■ Task goal ■
Here are some records; return them all exactly.

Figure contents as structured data
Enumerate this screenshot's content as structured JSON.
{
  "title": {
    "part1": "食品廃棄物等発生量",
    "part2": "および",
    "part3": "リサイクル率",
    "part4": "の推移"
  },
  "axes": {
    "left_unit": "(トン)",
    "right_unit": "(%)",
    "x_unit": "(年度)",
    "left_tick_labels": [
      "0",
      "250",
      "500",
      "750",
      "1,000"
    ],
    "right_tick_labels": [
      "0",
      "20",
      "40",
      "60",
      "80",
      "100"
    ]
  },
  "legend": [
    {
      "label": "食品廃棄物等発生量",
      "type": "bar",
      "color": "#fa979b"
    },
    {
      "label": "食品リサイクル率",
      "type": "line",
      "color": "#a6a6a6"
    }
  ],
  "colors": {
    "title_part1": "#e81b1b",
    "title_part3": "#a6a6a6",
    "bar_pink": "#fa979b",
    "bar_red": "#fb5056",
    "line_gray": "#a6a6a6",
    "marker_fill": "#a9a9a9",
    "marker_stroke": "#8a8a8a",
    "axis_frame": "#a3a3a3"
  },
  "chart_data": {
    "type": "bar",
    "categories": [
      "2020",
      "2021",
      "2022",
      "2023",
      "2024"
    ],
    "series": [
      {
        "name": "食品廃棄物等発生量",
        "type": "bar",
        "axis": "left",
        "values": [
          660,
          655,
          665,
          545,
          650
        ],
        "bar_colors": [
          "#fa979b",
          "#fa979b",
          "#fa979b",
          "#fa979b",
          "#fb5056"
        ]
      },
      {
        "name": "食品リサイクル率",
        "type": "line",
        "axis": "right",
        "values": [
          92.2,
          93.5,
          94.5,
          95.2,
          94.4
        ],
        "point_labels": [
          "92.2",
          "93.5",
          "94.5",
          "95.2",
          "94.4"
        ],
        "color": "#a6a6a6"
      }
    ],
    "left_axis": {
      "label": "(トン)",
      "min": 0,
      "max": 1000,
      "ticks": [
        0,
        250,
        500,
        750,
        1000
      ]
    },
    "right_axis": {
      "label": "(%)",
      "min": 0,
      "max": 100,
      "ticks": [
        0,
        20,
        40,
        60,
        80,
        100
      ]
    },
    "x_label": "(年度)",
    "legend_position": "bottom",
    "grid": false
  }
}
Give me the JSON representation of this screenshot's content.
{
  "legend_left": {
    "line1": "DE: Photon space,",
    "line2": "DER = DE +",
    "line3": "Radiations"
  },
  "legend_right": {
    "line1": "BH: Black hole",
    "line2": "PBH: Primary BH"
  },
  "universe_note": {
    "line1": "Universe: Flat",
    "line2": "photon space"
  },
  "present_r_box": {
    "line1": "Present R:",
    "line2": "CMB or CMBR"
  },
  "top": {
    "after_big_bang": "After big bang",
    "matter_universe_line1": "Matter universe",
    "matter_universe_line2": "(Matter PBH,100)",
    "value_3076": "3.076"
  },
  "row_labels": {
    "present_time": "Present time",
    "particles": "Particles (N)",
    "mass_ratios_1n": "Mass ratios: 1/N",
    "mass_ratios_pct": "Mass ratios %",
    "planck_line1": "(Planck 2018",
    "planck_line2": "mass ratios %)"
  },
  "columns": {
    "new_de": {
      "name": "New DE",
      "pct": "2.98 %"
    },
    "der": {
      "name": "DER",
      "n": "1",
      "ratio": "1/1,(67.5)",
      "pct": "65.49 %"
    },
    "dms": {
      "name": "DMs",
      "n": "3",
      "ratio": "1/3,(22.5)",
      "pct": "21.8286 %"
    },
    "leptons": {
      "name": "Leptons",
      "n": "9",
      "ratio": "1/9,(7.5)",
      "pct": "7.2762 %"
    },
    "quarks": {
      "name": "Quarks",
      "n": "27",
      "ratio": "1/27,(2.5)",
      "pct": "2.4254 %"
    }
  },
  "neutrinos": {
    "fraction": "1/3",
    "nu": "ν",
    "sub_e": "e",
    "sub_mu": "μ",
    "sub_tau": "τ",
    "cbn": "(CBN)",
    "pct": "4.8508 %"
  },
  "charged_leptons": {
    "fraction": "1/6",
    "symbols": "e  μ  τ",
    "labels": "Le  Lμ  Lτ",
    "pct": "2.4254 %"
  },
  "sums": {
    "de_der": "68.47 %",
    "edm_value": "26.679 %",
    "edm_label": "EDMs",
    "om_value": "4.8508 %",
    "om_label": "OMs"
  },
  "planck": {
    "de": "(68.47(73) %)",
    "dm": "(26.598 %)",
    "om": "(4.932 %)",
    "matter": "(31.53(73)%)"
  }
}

■ Correct result ■
Enumerate this screenshot's content as structured JSON.
{
  "title": {
    "part1": "食品廃棄物等発生量",
    "part2": "および",
    "part3": "リサイクル率",
    "part4": "の推移"
  },
  "axes": {
    "left_unit": "(トン)",
    "right_unit": "(%)",
    "x_unit": "(年度)",
    "left_tick_labels": [
      "0",
      "250",
      "500",
      "750",
      "1,000"
    ],
    "right_tick_labels": [
      "0",
      "20",
      "40",
      "60",
      "80",
      "100"
    ]
  },
  "legend": [
    {
      "label": "食品廃棄物等発生量",
      "type": "bar",
      "color": "#fa979b"
    },
    {
      "label": "食品リサイクル率",
      "type": "line",
      "color": "#a6a6a6"
    }
  ],
  "colors": {
    "title_part1": "#e81b1b",
    "title_part3": "#a6a6a6",
    "bar_pink": "#fa979b",
    "bar_red": "#fb5056",
    "line_gray": "#a6a6a6",
    "marker_fill": "#a9a9a9",
    "marker_stroke": "#8a8a8a",
    "axis_frame": "#a3a3a3"
  },
  "chart_data": {
    "type": "bar",
    "categories": [
      "2020",
      "2021",
      "2022",
      "2023",
      "2024"
    ],
    "series": [
      {
        "name": "食品廃棄物等発生量",
        "type": "bar",
        "axis": "left",
        "values": [
          660,
          655,
          665,
          545,
          650
        ],
        "bar_colors": [
          "#fa979b",
          "#fa979b",
          "#fa979b",
          "#fa979b",
          "#fb5056"
        ]
      },
      {
        "name": "食品リサイクル率",
        "type": "line",
        "axis": "right",
        "values": [
          92.2,
          93.5,
          94.5,
          95.2,
          94.4
        ],
        "point_labels": [
          "92.2",
          "93.5",
          "94.5",
          "95.2",
          "94.4"
        ],
        "color": "#a6a6a6"
      }
    ],
    "left_axis": {
      "label": "(トン)",
      "min": 0,
      "max": 1000,
      "ticks": [
        0,
        250,
        500,
        750,
        1000
      ]
    },
    "right_axis": {
      "label": "(%)",
      "min": 0,
      "max": 100,
      "ticks": [
        0,
        20,
        40,
        60,
        80,
        100
      ]
    },
    "x_label": "(年度)",
    "legend_position": "bottom",
    "grid": false
  }
}
Give me the JSON representation of this screenshot's content.
{
  "legend_left": {
    "line1": "DE: Photon space,",
    "line2": "DER = DE +",
    "line3": "Radiations"
  },
  "legend_right": {
    "line1": "BH: Black hole",
    "line2": "PBH: Primary BH"
  },
  "universe_note": {
    "line1": "Universe: Flat",
    "line2": "photon space"
  },
  "present_r_box": {
    "line1": "Present R:",
    "line2": "CMB or CMBR"
  },
  "top": {
    "after_big_bang": "After big bang",
    "matter_universe_line1": "Matter universe",
    "matter_universe_line2": "(Matter PBH,100)",
    "value_3076": "3.076"
  },
  "row_labels": {
    "present_time": "Present time",
    "particles": "Particles (N)",
    "mass_ratios_1n": "Mass ratios: 1/N",
    "mass_ratios_pct": "Mass ratios %",
    "planck_line1": "(Planck 2018",
    "planck_line2": "mass ratios %)"
  },
  "columns": {
    "new_de": {
      "name": "New DE",
      "pct": "2.98 %"
    },
    "der": {
      "name": "DER",
      "n": "1",
      "ratio": "1/1,(67.5)",
      "pct": "65.49 %"
    },
    "dms": {
      "name": "DMs",
      "n": "3",
      "ratio": "1/3,(22.5)",
      "pct": "21.8286 %"
    },
    "leptons": {
      "name": "Leptons",
      "n": "9",
      "ratio": "1/9,(7.5)",
      "pct": "7.2762 %"
    },
    "quarks": {
      "name": "Quarks",
      "n": "27",
      "ratio": "1/27,(2.5)",
      "pct": "2.4254 %"
    }
  },
  "neutrinos": {
    "fraction": "1/3",
    "nu": "ν",
    "sub_e": "e",
    "sub_mu": "μ",
    "sub_tau": "τ",
    "cbn": "(CBN)",
    "pct": "4.8508 %"
  },
  "charged_leptons": {
    "fraction": "1/6",
    "symbols": "e  μ  τ",
    "labels": "Le  Lμ  Lτ",
    "pct": "2.4254 %"
  },
  "sums": {
    "de_der": "68.47 %",
    "edm_value": "26.679 %",
    "edm_label": "EDMs",
    "om_value": "4.8508 %",
    "om_label": "OMs"
  },
  "planck": {
    "de": "(68.47(73) %)",
    "dm": "(26.598 %)",
    "om": "(4.932 %)",
    "matter": "(31.53(73)%)"
  }
}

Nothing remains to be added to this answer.